## Stated goal
Print each line exactly as it is given.

## Data to process
============================================================
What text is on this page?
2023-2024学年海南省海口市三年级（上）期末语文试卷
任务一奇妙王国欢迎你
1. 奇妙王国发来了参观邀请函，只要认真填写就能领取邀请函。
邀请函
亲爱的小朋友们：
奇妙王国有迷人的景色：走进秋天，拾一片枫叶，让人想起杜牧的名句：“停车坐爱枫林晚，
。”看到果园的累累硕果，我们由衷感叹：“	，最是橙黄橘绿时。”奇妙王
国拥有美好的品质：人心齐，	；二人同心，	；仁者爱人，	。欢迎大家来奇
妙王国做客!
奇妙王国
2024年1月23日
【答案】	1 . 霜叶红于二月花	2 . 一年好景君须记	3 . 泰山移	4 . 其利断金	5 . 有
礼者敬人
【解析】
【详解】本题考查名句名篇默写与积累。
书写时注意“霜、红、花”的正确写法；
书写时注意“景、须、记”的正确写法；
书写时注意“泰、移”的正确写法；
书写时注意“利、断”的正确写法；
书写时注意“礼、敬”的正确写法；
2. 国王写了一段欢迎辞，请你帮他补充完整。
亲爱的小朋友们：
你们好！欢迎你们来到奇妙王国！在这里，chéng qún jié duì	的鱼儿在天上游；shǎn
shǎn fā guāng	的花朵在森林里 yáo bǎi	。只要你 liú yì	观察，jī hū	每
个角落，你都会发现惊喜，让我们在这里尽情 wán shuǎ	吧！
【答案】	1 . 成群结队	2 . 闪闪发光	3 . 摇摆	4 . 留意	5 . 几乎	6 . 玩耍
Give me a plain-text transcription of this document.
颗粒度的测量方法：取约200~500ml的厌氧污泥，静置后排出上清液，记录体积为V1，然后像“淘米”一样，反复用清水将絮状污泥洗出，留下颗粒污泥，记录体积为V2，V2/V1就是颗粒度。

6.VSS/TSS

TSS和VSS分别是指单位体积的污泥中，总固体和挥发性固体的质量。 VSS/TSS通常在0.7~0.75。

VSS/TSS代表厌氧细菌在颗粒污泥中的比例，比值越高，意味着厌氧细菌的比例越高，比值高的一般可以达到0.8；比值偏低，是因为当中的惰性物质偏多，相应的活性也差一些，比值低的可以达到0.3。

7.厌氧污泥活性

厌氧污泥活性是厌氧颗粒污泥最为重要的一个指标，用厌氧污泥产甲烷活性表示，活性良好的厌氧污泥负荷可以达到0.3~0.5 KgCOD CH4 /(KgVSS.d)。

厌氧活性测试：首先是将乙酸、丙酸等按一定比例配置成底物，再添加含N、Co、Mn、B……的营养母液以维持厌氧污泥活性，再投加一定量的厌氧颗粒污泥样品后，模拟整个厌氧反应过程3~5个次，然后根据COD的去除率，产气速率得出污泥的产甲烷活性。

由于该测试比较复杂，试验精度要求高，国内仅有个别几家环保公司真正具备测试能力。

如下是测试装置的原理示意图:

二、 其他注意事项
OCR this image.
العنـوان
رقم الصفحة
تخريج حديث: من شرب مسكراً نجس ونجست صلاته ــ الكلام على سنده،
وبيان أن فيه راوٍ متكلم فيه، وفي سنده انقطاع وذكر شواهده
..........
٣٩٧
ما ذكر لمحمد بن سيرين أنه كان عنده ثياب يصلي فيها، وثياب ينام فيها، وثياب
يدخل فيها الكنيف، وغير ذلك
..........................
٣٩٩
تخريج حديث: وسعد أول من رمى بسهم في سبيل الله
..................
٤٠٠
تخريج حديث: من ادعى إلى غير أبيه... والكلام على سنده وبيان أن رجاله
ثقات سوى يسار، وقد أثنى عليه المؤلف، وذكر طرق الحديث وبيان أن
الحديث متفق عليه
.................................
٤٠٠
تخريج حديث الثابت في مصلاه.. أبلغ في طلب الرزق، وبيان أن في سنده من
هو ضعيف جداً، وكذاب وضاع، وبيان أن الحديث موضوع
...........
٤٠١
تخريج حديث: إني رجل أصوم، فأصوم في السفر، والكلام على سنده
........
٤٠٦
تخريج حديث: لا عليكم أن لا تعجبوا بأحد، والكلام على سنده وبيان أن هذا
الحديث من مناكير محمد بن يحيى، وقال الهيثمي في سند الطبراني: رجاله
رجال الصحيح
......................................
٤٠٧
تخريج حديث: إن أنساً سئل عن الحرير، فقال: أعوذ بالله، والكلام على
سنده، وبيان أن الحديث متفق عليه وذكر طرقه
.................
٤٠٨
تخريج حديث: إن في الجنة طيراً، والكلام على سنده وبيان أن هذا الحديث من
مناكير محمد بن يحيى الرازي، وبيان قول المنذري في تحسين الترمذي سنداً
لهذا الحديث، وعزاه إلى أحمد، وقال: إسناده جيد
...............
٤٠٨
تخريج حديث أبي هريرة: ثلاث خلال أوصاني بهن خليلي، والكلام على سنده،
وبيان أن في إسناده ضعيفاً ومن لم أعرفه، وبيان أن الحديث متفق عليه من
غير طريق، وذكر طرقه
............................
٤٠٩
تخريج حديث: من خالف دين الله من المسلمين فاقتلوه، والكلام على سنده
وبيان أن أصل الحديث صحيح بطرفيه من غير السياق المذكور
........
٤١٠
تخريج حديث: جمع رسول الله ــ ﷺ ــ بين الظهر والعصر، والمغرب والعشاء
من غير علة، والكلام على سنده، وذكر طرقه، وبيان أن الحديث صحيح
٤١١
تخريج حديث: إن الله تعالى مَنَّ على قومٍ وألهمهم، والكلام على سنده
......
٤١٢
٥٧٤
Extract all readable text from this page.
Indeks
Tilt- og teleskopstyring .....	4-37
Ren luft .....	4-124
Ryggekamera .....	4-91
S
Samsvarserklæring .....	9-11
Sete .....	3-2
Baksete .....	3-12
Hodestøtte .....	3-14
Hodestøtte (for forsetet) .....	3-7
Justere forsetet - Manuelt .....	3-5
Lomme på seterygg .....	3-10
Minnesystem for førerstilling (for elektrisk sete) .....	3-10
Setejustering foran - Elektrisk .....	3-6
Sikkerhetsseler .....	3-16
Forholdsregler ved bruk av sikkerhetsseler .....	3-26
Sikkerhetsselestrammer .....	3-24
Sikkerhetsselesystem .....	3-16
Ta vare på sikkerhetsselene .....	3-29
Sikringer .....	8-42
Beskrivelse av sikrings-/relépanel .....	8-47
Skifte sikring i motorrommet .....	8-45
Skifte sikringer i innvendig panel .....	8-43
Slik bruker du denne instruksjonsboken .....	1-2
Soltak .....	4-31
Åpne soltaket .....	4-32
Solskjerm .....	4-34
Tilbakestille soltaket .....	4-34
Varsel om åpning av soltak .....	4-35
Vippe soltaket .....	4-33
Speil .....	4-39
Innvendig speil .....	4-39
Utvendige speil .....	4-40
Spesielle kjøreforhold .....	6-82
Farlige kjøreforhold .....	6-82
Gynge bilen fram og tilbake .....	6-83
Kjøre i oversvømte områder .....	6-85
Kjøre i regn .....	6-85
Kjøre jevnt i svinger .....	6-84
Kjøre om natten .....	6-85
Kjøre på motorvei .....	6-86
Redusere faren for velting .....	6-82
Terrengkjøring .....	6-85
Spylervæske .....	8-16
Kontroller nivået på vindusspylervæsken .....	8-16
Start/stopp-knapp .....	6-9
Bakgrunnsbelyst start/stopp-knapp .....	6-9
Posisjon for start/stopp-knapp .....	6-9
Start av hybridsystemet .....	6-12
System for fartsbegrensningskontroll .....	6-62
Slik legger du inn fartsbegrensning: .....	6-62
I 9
============================================================
## Response to the task
What text is on this page?
2023-2024学年海南省海口市三年级（上）期末语文试卷
任务一奇妙王国欢迎你
1. 奇妙王国发来了参观邀请函，只要认真填写就能领取邀请函。
邀请函
亲爱的小朋友们：
奇妙王国有迷人的景色：走进秋天，拾一片枫叶，让人想起杜牧的名句：“停车坐爱枫林晚，
。”看到果园的累累硕果，我们由衷感叹：“	，最是橙黄橘绿时。”奇妙王
国拥有美好的品质：人心齐，	；二人同心，	；仁者爱人，	。欢迎大家来奇
妙王国做客!
奇妙王国
2024年1月23日
【答案】	1 . 霜叶红于二月花	2 . 一年好景君须记	3 . 泰山移	4 . 其利断金	5 . 有
礼者敬人
【解析】
【详解】本题考查名句名篇默写与积累。
书写时注意“霜、红、花”的正确写法；
书写时注意“景、须、记”的正确写法；
书写时注意“泰、移”的正确写法；
书写时注意“利、断”的正确写法；
书写时注意“礼、敬”的正确写法；
2. 国王写了一段欢迎辞，请你帮他补充完整。
亲爱的小朋友们：
你们好！欢迎你们来到奇妙王国！在这里，chéng qún jié duì	的鱼儿在天上游；shǎn
shǎn fā guāng	的花朵在森林里 yáo bǎi	。只要你 liú yì	观察，jī hū	每
个角落，你都会发现惊喜，让我们在这里尽情 wán shuǎ	吧！
【答案】	1 . 成群结队	2 . 闪闪发光	3 . 摇摆	4 . 留意	5 . 几乎	6 . 玩耍
Give me a plain-text transcription of this document.
颗粒度的测量方法：取约200~500ml的厌氧污泥，静置后排出上清液，记录体积为V1，然后像“淘米”一样，反复用清水将絮状污泥洗出，留下颗粒污泥，记录体积为V2，V2/V1就是颗粒度。

6.VSS/TSS

TSS和VSS分别是指单位体积的污泥中，总固体和挥发性固体的质量。 VSS/TSS通常在0.7~0.75。

VSS/TSS代表厌氧细菌在颗粒污泥中的比例，比值越高，意味着厌氧细菌的比例越高，比值高的一般可以达到0.8；比值偏低，是因为当中的惰性物质偏多，相应的活性也差一些，比值低的可以达到0.3。

7.厌氧污泥活性

厌氧污泥活性是厌氧颗粒污泥最为重要的一个指标，用厌氧污泥产甲烷活性表示，活性良好的厌氧污泥负荷可以达到0.3~0.5 KgCOD CH4 /(KgVSS.d)。

厌氧活性测试：首先是将乙酸、丙酸等按一定比例配置成底物，再添加含N、Co、Mn、B……的营养母液以维持厌氧污泥活性，再投加一定量的厌氧颗粒污泥样品后，模拟整个厌氧反应过程3~5个次，然后根据COD的去除率，产气速率得出污泥的产甲烷活性。

由于该测试比较复杂，试验精度要求高，国内仅有个别几家环保公司真正具备测试能力。

如下是测试装置的原理示意图:

二、 其他注意事项
OCR this image.
العنـوان
رقم الصفحة
تخريج حديث: من شرب مسكراً نجس ونجست صلاته ــ الكلام على سنده،
وبيان أن فيه راوٍ متكلم فيه، وفي سنده انقطاع وذكر شواهده
..........
٣٩٧
ما ذكر لمحمد بن سيرين أنه كان عنده ثياب يصلي فيها، وثياب ينام فيها، وثياب
يدخل فيها الكنيف، وغير ذلك
..........................
٣٩٩
تخريج حديث: وسعد أول من رمى بسهم في سبيل الله
..................
٤٠٠
تخريج حديث: من ادعى إلى غير أبيه... والكلام على سنده وبيان أن رجاله
ثقات سوى يسار، وقد أثنى عليه المؤلف، وذكر طرق الحديث وبيان أن
الحديث متفق عليه
.................................
٤٠٠
تخريج حديث الثابت في مصلاه.. أبلغ في طلب الرزق، وبيان أن في سنده من
هو ضعيف جداً، وكذاب وضاع، وبيان أن الحديث موضوع
...........
٤٠١
تخريج حديث: إني رجل أصوم، فأصوم في السفر، والكلام على سنده
........
٤٠٦
تخريج حديث: لا عليكم أن لا تعجبوا بأحد، والكلام على سنده وبيان أن هذا
الحديث من مناكير محمد بن يحيى، وقال الهيثمي في سند الطبراني: رجاله
رجال الصحيح
......................................
٤٠٧
تخريج حديث: إن أنساً سئل عن الحرير، فقال: أعوذ بالله، والكلام على
سنده، وبيان أن الحديث متفق عليه وذكر طرقه
.................
٤٠٨
تخريج حديث: إن في الجنة طيراً، والكلام على سنده وبيان أن هذا الحديث من
مناكير محمد بن يحيى الرازي، وبيان قول المنذري في تحسين الترمذي سنداً
لهذا الحديث، وعزاه إلى أحمد، وقال: إسناده جيد
...............
٤٠٨
تخريج حديث أبي هريرة: ثلاث خلال أوصاني بهن خليلي، والكلام على سنده،
وبيان أن في إسناده ضعيفاً ومن لم أعرفه، وبيان أن الحديث متفق عليه من
غير طريق، وذكر طرقه
............................
٤٠٩
تخريج حديث: من خالف دين الله من المسلمين فاقتلوه، والكلام على سنده
وبيان أن أصل الحديث صحيح بطرفيه من غير السياق المذكور
........
٤١٠
تخريج حديث: جمع رسول الله ــ ﷺ ــ بين الظهر والعصر، والمغرب والعشاء
من غير علة، والكلام على سنده، وذكر طرقه، وبيان أن الحديث صحيح
٤١١
تخريج حديث: إن الله تعالى مَنَّ على قومٍ وألهمهم، والكلام على سنده
......
٤١٢
٥٧٤
Extract all readable text from this page.
Indeks
Tilt- og teleskopstyring .....	4-37
Ren luft .....	4-124
Ryggekamera .....	4-91
S
Samsvarserklæring .....	9-11
Sete .....	3-2
Baksete .....	3-12
Hodestøtte .....	3-14
Hodestøtte (for forsetet) .....	3-7
Justere forsetet - Manuelt .....	3-5
Lomme på seterygg .....	3-10
Minnesystem for førerstilling (for elektrisk sete) .....	3-10
Setejustering foran - Elektrisk .....	3-6
Sikkerhetsseler .....	3-16
Forholdsregler ved bruk av sikkerhetsseler .....	3-26
Sikkerhetsselestrammer .....	3-24
Sikkerhetsselesystem .....	3-16
Ta vare på sikkerhetsselene .....	3-29
Sikringer .....	8-42
Beskrivelse av sikrings-/relépanel .....	8-47
Skifte sikring i motorrommet .....	8-45
Skifte sikringer i innvendig panel .....	8-43
Slik bruker du denne instruksjonsboken .....	1-2
Soltak .....	4-31
Åpne soltaket .....	4-32
Solskjerm .....	4-34
Tilbakestille soltaket .....	4-34
Varsel om åpning av soltak .....	4-35
Vippe soltaket .....	4-33
Speil .....	4-39
Innvendig speil .....	4-39
Utvendige speil .....	4-40
Spesielle kjøreforhold .....	6-82
Farlige kjøreforhold .....	6-82
Gynge bilen fram og tilbake .....	6-83
Kjøre i oversvømte områder .....	6-85
Kjøre i regn .....	6-85
Kjøre jevnt i svinger .....	6-84
Kjøre om natten .....	6-85
Kjøre på motorvei .....	6-86
Redusere faren for velting .....	6-82
Terrengkjøring .....	6-85
Spylervæske .....	8-16
Kontroller nivået på vindusspylervæsken .....	8-16
Start/stopp-knapp .....	6-9
Bakgrunnsbelyst start/stopp-knapp .....	6-9
Posisjon for start/stopp-knapp .....	6-9
Start av hybridsystemet .....	6-12
System for fartsbegrensningskontroll .....	6-62
Slik legger du inn fartsbegrensning: .....	6-62
I 9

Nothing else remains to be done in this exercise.